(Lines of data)

<<<<

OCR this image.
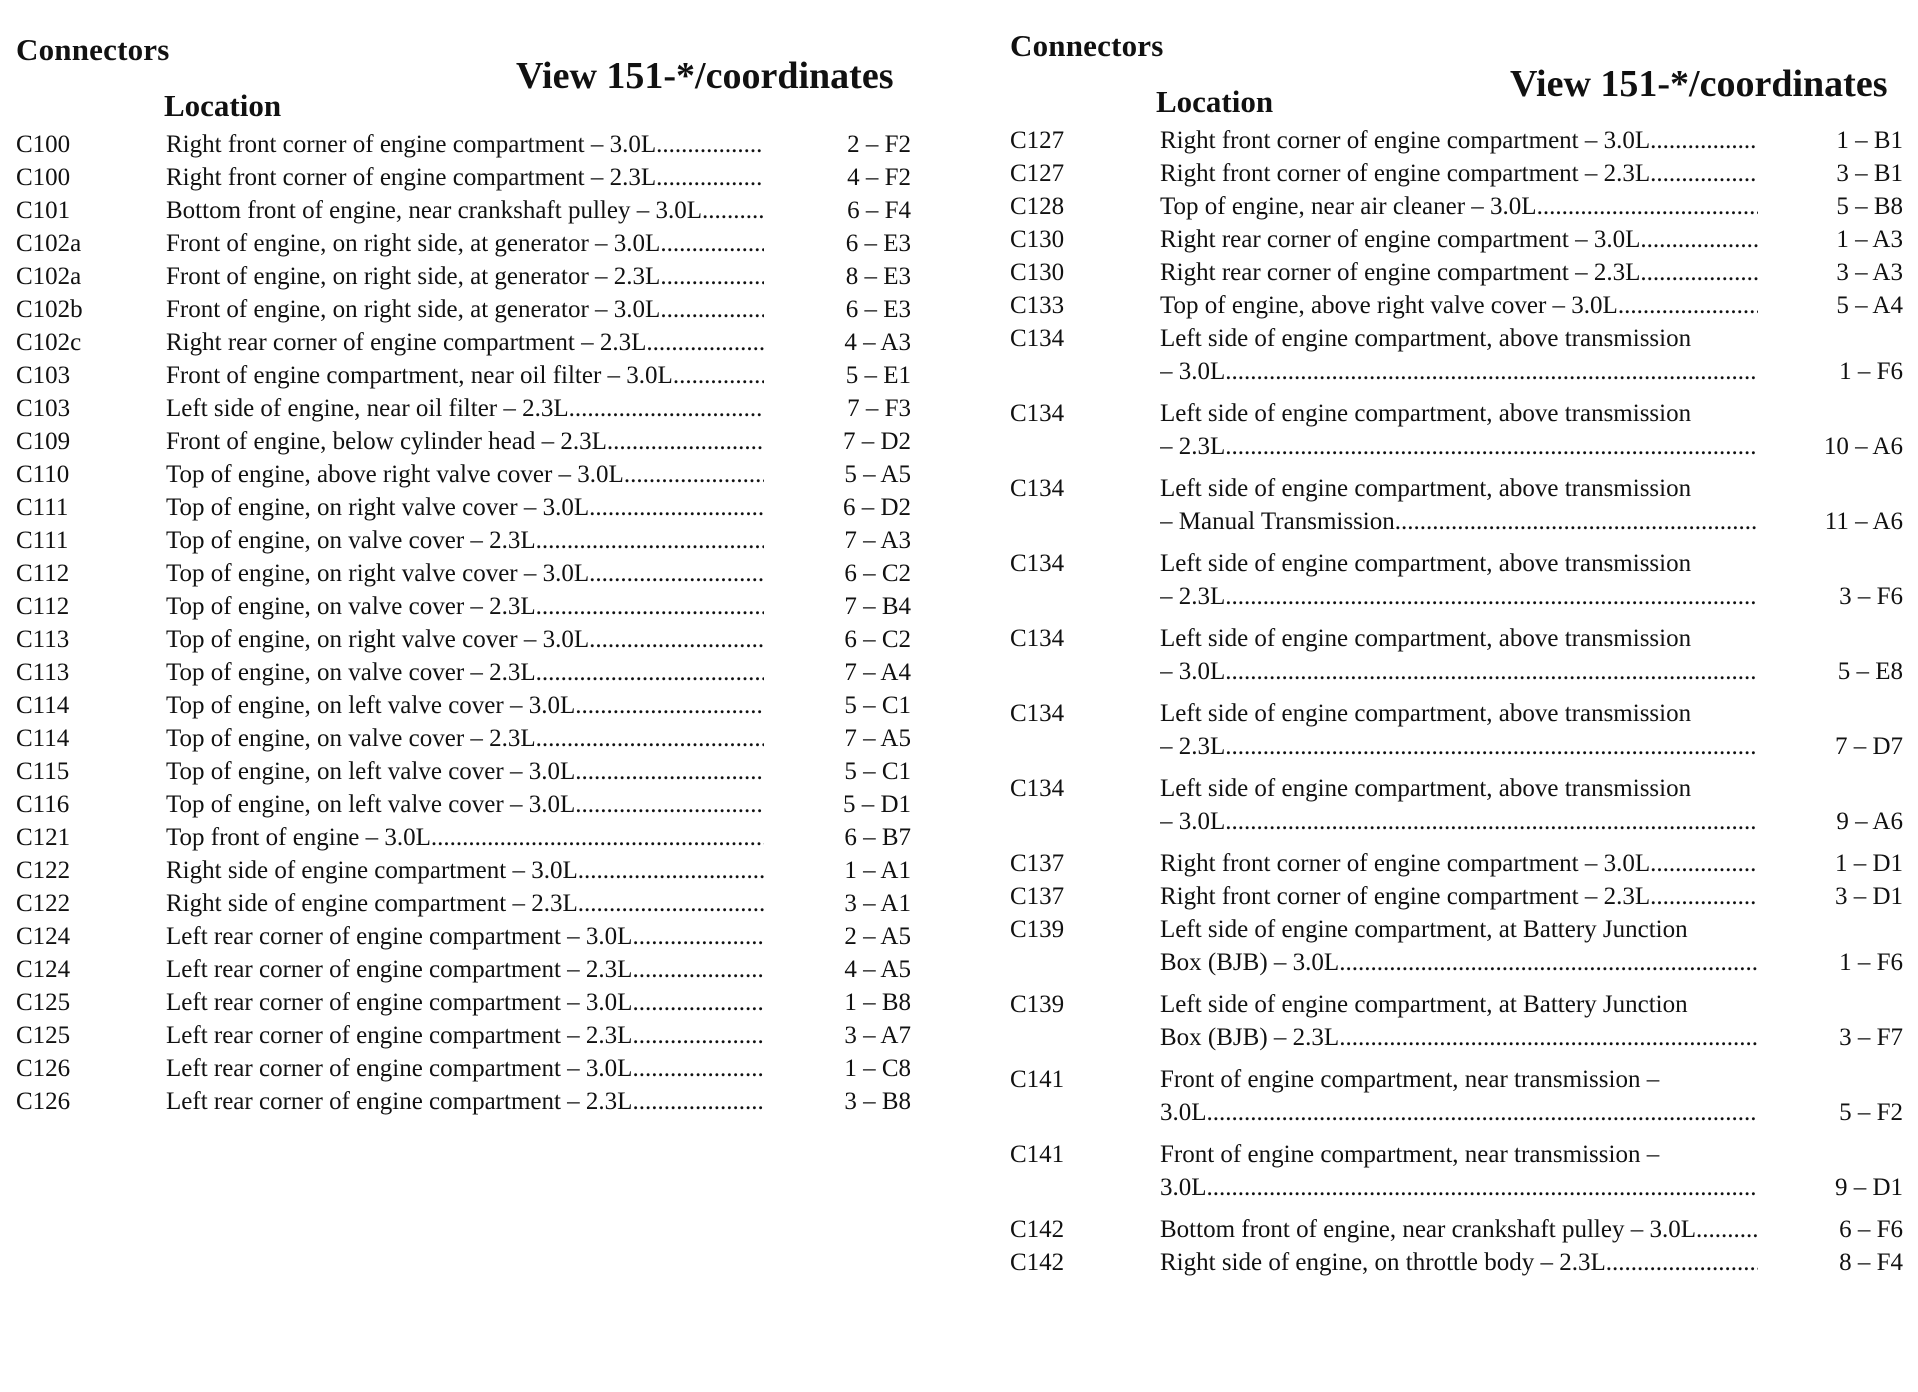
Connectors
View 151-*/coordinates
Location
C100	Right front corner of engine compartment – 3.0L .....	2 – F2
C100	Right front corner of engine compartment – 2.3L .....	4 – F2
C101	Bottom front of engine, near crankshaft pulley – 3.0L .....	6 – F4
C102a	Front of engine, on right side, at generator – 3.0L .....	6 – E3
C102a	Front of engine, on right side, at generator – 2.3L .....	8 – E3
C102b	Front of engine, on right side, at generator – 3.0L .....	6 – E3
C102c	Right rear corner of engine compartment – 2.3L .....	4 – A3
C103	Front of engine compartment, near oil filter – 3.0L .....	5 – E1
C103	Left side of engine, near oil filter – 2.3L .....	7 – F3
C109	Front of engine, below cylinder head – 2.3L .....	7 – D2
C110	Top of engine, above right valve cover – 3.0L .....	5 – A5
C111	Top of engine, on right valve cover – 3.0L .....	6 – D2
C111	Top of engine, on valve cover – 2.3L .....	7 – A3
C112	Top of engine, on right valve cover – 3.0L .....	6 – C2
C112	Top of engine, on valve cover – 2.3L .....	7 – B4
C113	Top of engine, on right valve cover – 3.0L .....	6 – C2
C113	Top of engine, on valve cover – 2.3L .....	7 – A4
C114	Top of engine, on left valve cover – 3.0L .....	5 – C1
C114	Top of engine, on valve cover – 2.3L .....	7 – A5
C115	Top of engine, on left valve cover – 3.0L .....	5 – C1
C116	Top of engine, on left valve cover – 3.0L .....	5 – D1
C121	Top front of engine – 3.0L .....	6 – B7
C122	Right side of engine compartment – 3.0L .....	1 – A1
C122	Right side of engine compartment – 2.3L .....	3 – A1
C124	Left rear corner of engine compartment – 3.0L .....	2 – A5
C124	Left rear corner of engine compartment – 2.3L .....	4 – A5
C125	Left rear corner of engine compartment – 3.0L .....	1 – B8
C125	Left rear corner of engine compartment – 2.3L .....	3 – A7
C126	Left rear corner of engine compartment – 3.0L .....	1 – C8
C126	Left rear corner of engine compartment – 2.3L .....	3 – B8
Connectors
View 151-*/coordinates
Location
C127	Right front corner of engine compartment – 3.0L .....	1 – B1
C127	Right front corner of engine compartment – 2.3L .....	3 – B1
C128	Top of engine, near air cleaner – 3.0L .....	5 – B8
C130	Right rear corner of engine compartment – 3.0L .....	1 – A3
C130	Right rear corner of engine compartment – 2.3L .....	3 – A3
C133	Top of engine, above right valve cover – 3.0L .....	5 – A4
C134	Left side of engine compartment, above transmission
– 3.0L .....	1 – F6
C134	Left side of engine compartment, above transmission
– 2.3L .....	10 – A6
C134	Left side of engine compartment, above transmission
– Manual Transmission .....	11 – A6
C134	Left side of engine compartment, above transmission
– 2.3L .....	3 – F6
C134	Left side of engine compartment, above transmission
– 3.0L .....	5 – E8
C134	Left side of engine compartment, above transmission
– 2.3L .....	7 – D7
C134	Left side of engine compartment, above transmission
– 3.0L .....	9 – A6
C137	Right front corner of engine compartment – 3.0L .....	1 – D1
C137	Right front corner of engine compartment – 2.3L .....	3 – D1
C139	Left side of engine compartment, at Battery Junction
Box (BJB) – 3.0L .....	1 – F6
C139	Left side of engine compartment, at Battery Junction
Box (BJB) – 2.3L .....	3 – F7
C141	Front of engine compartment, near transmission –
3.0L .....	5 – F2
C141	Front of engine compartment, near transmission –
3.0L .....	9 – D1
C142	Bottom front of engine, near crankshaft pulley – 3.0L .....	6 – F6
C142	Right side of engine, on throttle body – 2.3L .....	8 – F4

>>>>

- **Goal**
Quote all the lines above exactly as given. Do not include the pictures.

- **Exercise output**
OCR this image.
Connectors
View 151-*/coordinates
Location
C100	Right front corner of engine compartment – 3.0L .....	2 – F2
C100	Right front corner of engine compartment – 2.3L .....	4 – F2
C101	Bottom front of engine, near crankshaft pulley – 3.0L .....	6 – F4
C102a	Front of engine, on right side, at generator – 3.0L .....	6 – E3
C102a	Front of engine, on right side, at generator – 2.3L .....	8 – E3
C102b	Front of engine, on right side, at generator – 3.0L .....	6 – E3
C102c	Right rear corner of engine compartment – 2.3L .....	4 – A3
C103	Front of engine compartment, near oil filter – 3.0L .....	5 – E1
C103	Left side of engine, near oil filter – 2.3L .....	7 – F3
C109	Front of engine, below cylinder head – 2.3L .....	7 – D2
C110	Top of engine, above right valve cover – 3.0L .....	5 – A5
C111	Top of engine, on right valve cover – 3.0L .....	6 – D2
C111	Top of engine, on valve cover – 2.3L .....	7 – A3
C112	Top of engine, on right valve cover – 3.0L .....	6 – C2
C112	Top of engine, on valve cover – 2.3L .....	7 – B4
C113	Top of engine, on right valve cover – 3.0L .....	6 – C2
C113	Top of engine, on valve cover – 2.3L .....	7 – A4
C114	Top of engine, on left valve cover – 3.0L .....	5 – C1
C114	Top of engine, on valve cover – 2.3L .....	7 – A5
C115	Top of engine, on left valve cover – 3.0L .....	5 – C1
C116	Top of engine, on left valve cover – 3.0L .....	5 – D1
C121	Top front of engine – 3.0L .....	6 – B7
C122	Right side of engine compartment – 3.0L .....	1 – A1
C122	Right side of engine compartment – 2.3L .....	3 – A1
C124	Left rear corner of engine compartment – 3.0L .....	2 – A5
C124	Left rear corner of engine compartment – 2.3L .....	4 – A5
C125	Left rear corner of engine compartment – 3.0L .....	1 – B8
C125	Left rear corner of engine compartment – 2.3L .....	3 – A7
C126	Left rear corner of engine compartment – 3.0L .....	1 – C8
C126	Left rear corner of engine compartment – 2.3L .....	3 – B8
Connectors
View 151-*/coordinates
Location
C127	Right front corner of engine compartment – 3.0L .....	1 – B1
C127	Right front corner of engine compartment – 2.3L .....	3 – B1
C128	Top of engine, near air cleaner – 3.0L .....	5 – B8
C130	Right rear corner of engine compartment – 3.0L .....	1 – A3
C130	Right rear corner of engine compartment – 2.3L .....	3 – A3
C133	Top of engine, above right valve cover – 3.0L .....	5 – A4
C134	Left side of engine compartment, above transmission
– 3.0L .....	1 – F6
C134	Left side of engine compartment, above transmission
– 2.3L .....	10 – A6
C134	Left side of engine compartment, above transmission
– Manual Transmission .....	11 – A6
C134	Left side of engine compartment, above transmission
– 2.3L .....	3 – F6
C134	Left side of engine compartment, above transmission
– 3.0L .....	5 – E8
C134	Left side of engine compartment, above transmission
– 2.3L .....	7 – D7
C134	Left side of engine compartment, above transmission
– 3.0L .....	9 – A6
C137	Right front corner of engine compartment – 3.0L .....	1 – D1
C137	Right front corner of engine compartment – 2.3L .....	3 – D1
C139	Left side of engine compartment, at Battery Junction
Box (BJB) – 3.0L .....	1 – F6
C139	Left side of engine compartment, at Battery Junction
Box (BJB) – 2.3L .....	3 – F7
C141	Front of engine compartment, near transmission –
3.0L .....	5 – F2
C141	Front of engine compartment, near transmission –
3.0L .....	9 – D1
C142	Bottom front of engine, near crankshaft pulley – 3.0L .....	6 – F6
C142	Right side of engine, on throttle body – 2.3L .....	8 – F4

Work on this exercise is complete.